* **What the task requires**: Report how many lines contain the word "this", with no other text.

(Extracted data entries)

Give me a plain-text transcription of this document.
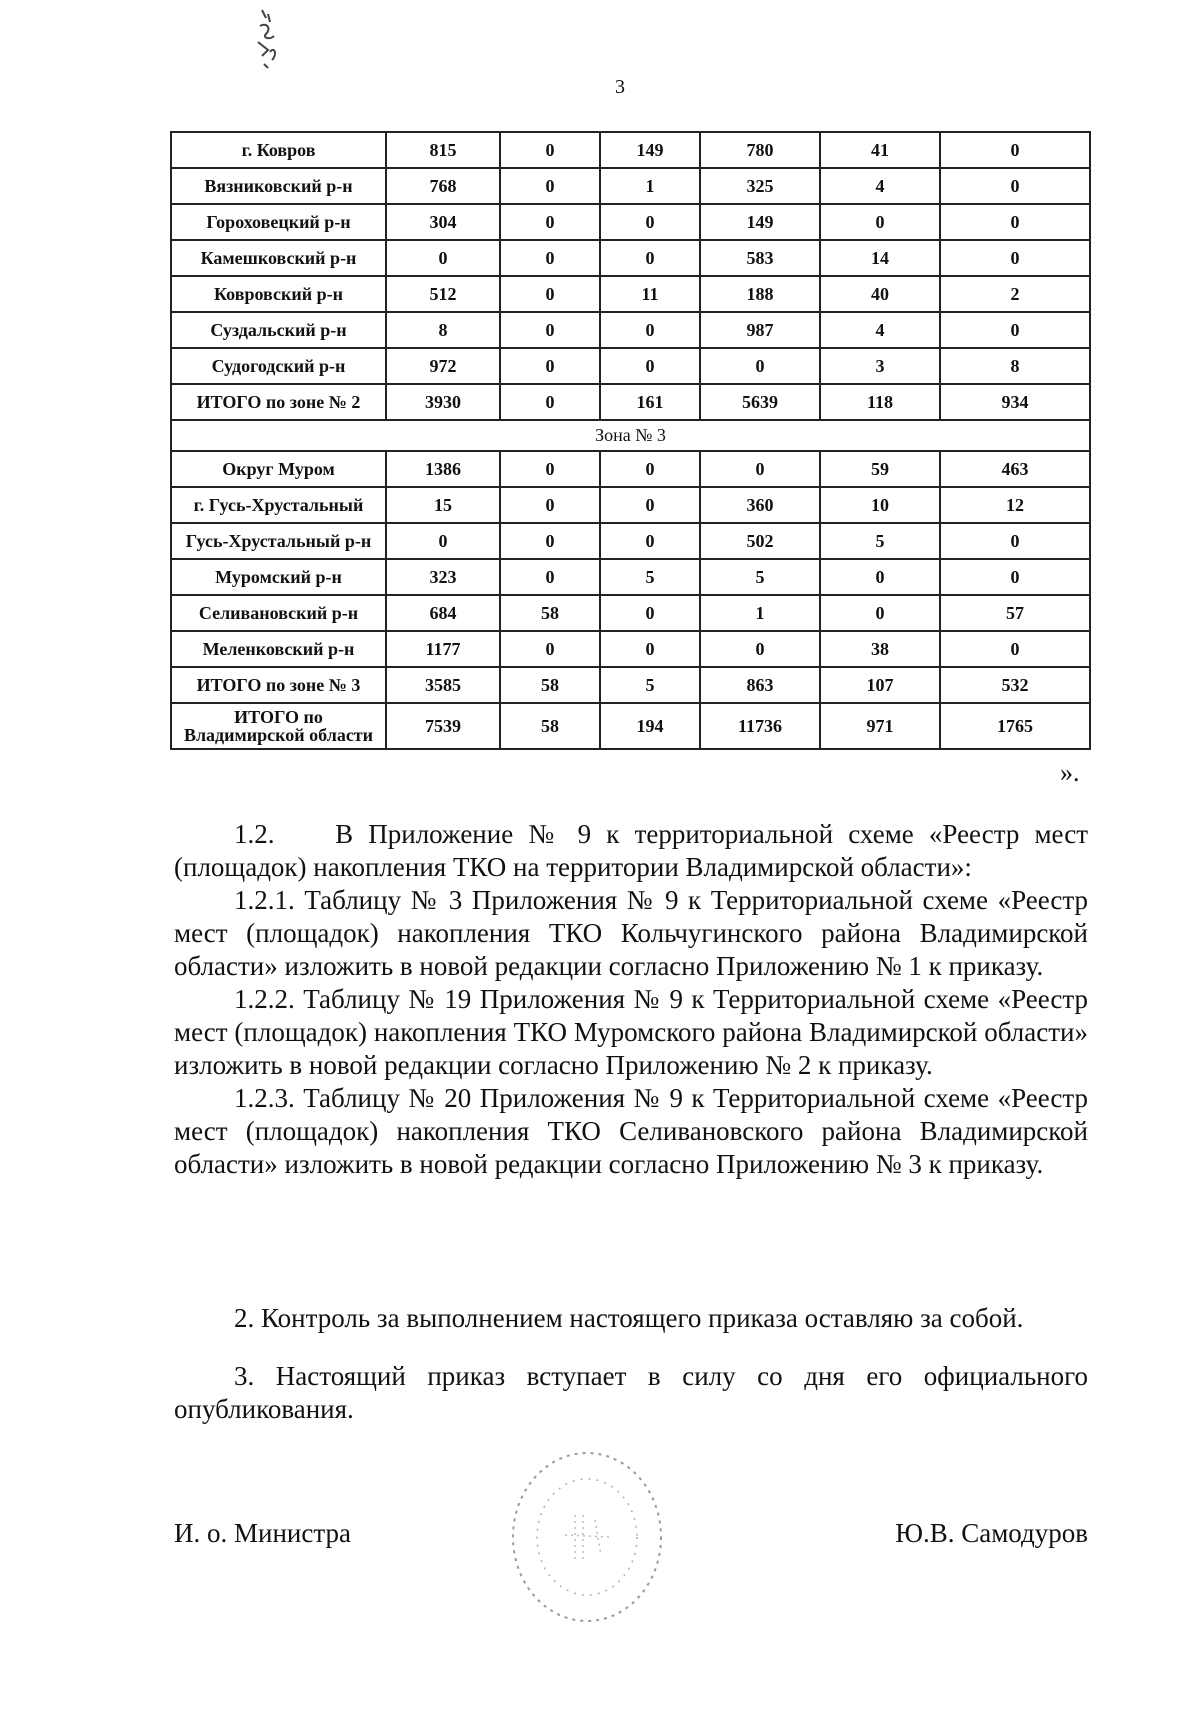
3
г. Ковров	815	0	149	780	41	0
Вязниковский р-н	768	0	1	325	4	0
Гороховецкий р-н	304	0	0	149	0	0
Камешковский р-н	0	0	0	583	14	0
Ковровский р-н	512	0	11	188	40	2
Суздальский р-н	8	0	0	987	4	0
Судогодский р-н	972	0	0	0	3	8
ИТОГО по зоне № 2	3930	0	161	5639	118	934
Зона № 3						
Округ Муром	1386	0	0	0	59	463
г. Гусь-Хрустальный	15	0	0	360	10	12
Гусь-Хрустальный р-н	0	0	0	502	5	0
Муромский р-н	323	0	5	5	0	0
Селивановский р-н	684	58	0	1	0	57
Меленковский р-н	1177	0	0	0	38	0
ИТОГО по зоне № 3	3585	58	5	863	107	532

ИТОГО по
Владимирской области	7539	58	194	11736	971	1765
».

1.2.    В Приложение № 9 к территориальной схеме «Реестр мест (площадок) накопления ТКО на территории Владимирской области»:

1.2.1. Таблицу № 3 Приложения № 9 к Территориальной схеме «Реестр мест (площадок) накопления ТКО Кольчугинского района Владимирской области» изложить в новой редакции согласно Приложению № 1 к приказу.

1.2.2. Таблицу № 19 Приложения № 9 к Территориальной схеме «Реестр мест (площадок) накопления ТКО Муромского района Владимирской области» изложить в новой редакции согласно Приложению № 2 к приказу.

1.2.3. Таблицу № 20 Приложения № 9 к Территориальной схеме «Реестр мест (площадок) накопления ТКО Селивановского района Владимирской области» изложить в новой редакции согласно Приложению № 3 к приказу.

2. Контроль за выполнением настоящего приказа оставляю за собой.

3. Настоящий приказ вступает в силу со дня его официального опубликования.

И. о. Министра	Ю.В. Самодуров
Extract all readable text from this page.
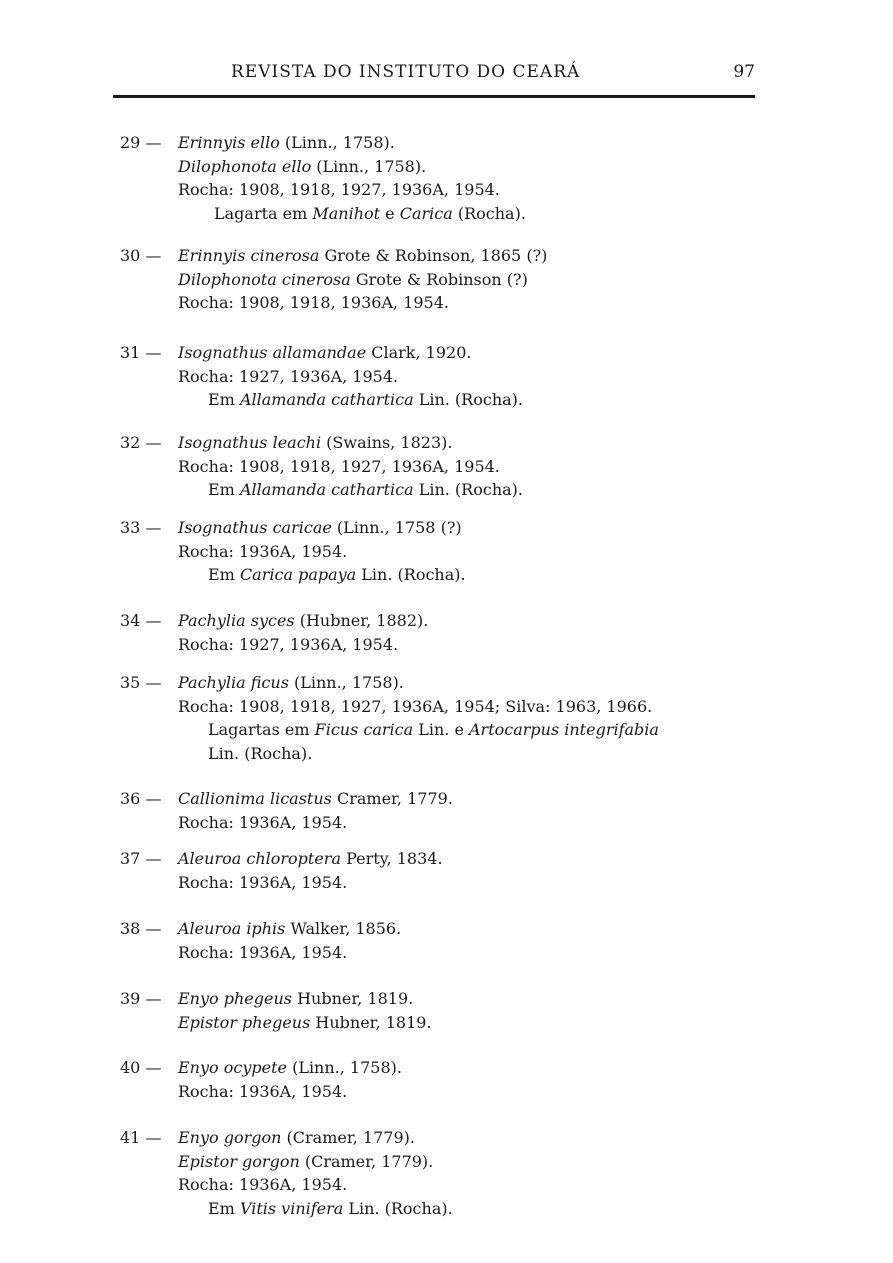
REVISTA DO INSTITUTO DO CEARÁ	97
29 — Erinnyis ello (Linn., 1758).
Dilophonota ello (Linn., 1758).
Rocha: 1908, 1918, 1927, 1936A, 1954.
Lagarta em Manihot e Carica (Rocha).
30 — Erinnyis cinerosa Grote & Robinson, 1865 (?)
Dilophonota cinerosa Grote & Robinson (?)
Rocha: 1908, 1918, 1936A, 1954.
31 — Isognathus allamandae Clark, 1920.
Rocha: 1927, 1936A, 1954.
Em Allamanda cathartica Lin. (Rocha).
32 — Isognathus leachi (Swains, 1823).
Rocha: 1908, 1918, 1927, 1936A, 1954.
Em Allamanda cathartica Lin. (Rocha).
33 — Isognathus caricae (Linn., 1758 (?)
Rocha: 1936A, 1954.
Em Carica papaya Lin. (Rocha).
34 — Pachylia syces (Hubner, 1882).
Rocha: 1927, 1936A, 1954.
35 — Pachylia ficus (Linn., 1758).
Rocha: 1908, 1918, 1927, 1936A, 1954; Silva: 1963, 1966.
Lagartas em Ficus carica Lin. e Artocarpus integrifabia
Lin. (Rocha).
36 — Callionima licastus Cramer, 1779.
Rocha: 1936A, 1954.
37 — Aleuroa chloroptera Perty, 1834.
Rocha: 1936A, 1954.
38 — Aleuroa iphis Walker, 1856.
Rocha: 1936A, 1954.
39 — Enyo phegeus Hubner, 1819.
Epistor phegeus Hubner, 1819.
40 — Enyo ocypete (Linn., 1758).
Rocha: 1936A, 1954.
41 — Enyo gorgon (Cramer, 1779).
Epistor gorgon (Cramer, 1779).
Rocha: 1936A, 1954.
Em Vitis vinifera Lin. (Rocha).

* **The solution**: 2